═════ Selected extract

Parsha Ki Teitsei teaches numerous Mitzvot such as; returning lost items to their rightful owners, loaning money to one’s fellow Jew free from interest, what one is permitted to or prohibited from taking from another Jew as loan security, the laws of Shatnes (wool and linen together), Tzitzit, and dealing fairly and truthfully with one’s fellow Jews in business. We also learn of Mitzvot such as sending a mother bird away before taking the young or the eggs and helping one’s fellow Jew load and unload a burden, fencing in a roof area and not harnessing together different species of animals on the same yoke.

Our parsha also contains a posuk (Sefer Devarim, Perek 22, posuk 5) regarding male and female garb and the prohibition against cross-dressing, considered by Hashem as “an abomination.” This prohibition relates closely to Parshat Acharei Mos in Sefer Vayikra. There, Torah teaches (Sefer Vayikra, chapter 18, posukim 22-23):

“You shall not lie with a man as one lies with a woman, it is an abomination. Do not lie with any animal to be contaminated with it; a woman shall not stand before an animal for mating, it is a perversion.”

Rashi comments on the word “abomination” in the Artscroll Stone Chumash, Sefer Vayikra, chapter 18, posuk 22 (page 653):

An abomination. None of the relationships given above [in Sefer Vayikra, chapter 18, posukim 6-20] are described with this term of disgust, because they involve normal activity, though with prohibited mates. Homosexuality [and bestiality], however is unnatural and therefore abominable.

Rabbi Henach Leibowitz, in his sefer “Majesty of Man”, comments on the state of our society today, something we may all know, but maybe don’t yet sufficiently internalize:

…Conduct once considered unthinkable is now commonplace. Acts of immorality, vulgarity… which Torah defines as abominations and only a generation ago were considered unimaginable, are now paraded openly without shame.

══════════
═════ Data excerpts

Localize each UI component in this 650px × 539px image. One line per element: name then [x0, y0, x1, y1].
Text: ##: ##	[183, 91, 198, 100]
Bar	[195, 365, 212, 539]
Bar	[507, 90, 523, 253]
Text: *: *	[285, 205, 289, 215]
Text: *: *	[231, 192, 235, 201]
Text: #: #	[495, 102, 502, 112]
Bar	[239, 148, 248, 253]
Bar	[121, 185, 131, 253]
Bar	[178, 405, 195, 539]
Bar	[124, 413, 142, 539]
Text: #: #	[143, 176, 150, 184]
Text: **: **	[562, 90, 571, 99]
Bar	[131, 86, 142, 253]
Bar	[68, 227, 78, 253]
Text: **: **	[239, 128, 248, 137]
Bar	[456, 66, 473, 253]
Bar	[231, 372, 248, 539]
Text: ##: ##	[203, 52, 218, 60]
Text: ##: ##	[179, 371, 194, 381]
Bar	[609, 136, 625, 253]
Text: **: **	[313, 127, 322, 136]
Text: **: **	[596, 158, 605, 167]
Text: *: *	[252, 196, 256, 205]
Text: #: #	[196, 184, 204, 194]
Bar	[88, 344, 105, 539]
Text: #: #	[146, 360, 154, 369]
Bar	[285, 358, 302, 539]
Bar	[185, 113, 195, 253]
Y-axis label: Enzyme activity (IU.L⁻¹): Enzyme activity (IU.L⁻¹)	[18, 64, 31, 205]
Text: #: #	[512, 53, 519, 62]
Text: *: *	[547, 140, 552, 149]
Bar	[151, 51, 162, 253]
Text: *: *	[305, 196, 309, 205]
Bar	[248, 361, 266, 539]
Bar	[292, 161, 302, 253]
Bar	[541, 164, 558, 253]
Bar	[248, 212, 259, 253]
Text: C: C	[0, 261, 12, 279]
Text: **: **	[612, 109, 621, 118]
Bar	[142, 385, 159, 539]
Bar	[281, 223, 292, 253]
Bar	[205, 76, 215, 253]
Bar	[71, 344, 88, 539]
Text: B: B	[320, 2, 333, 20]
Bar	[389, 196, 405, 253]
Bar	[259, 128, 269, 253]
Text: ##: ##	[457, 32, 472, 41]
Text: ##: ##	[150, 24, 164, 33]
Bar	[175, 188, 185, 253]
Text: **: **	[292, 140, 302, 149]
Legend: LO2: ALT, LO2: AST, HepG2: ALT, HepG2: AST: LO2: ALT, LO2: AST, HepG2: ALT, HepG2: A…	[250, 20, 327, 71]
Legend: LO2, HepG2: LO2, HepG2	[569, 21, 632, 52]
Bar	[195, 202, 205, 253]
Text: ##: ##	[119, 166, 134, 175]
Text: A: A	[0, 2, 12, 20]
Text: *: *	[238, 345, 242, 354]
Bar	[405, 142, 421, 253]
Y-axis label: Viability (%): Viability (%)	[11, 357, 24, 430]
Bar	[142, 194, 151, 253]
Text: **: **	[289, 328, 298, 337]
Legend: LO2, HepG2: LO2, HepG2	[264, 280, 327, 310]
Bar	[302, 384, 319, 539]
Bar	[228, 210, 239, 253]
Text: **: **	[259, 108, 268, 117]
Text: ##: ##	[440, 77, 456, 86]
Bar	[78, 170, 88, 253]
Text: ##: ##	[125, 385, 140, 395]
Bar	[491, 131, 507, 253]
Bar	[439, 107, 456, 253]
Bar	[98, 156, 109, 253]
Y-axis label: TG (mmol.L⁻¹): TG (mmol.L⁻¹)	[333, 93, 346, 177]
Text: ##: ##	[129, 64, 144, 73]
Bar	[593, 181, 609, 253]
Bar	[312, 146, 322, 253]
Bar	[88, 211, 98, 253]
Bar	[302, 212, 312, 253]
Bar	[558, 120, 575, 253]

══════════

Directions for this task: Can you reproduce, word for word, the stretch of the Parsha Ki Teitsei commentary from "Parsha Ki Teitsei" through "the same yoke."?

Solution for this problem:
Parsha Ki Teitsei teaches numerous Mitzvot such as; returning lost items to their rightful owners, loaning money to one’s fellow Jew free from interest, what one is permitted to or prohibited from taking from another Jew as loan security, the laws of Shatnes (wool and linen together), Tzitzit, and dealing fairly and truthfully with one’s fellow Jews in business. We also learn of Mitzvot such as sending a mother bird away before taking the young or the eggs and helping one’s fellow Jew load and unload a burden, fencing in a roof area and not harnessing together different species of animals on the same yoke.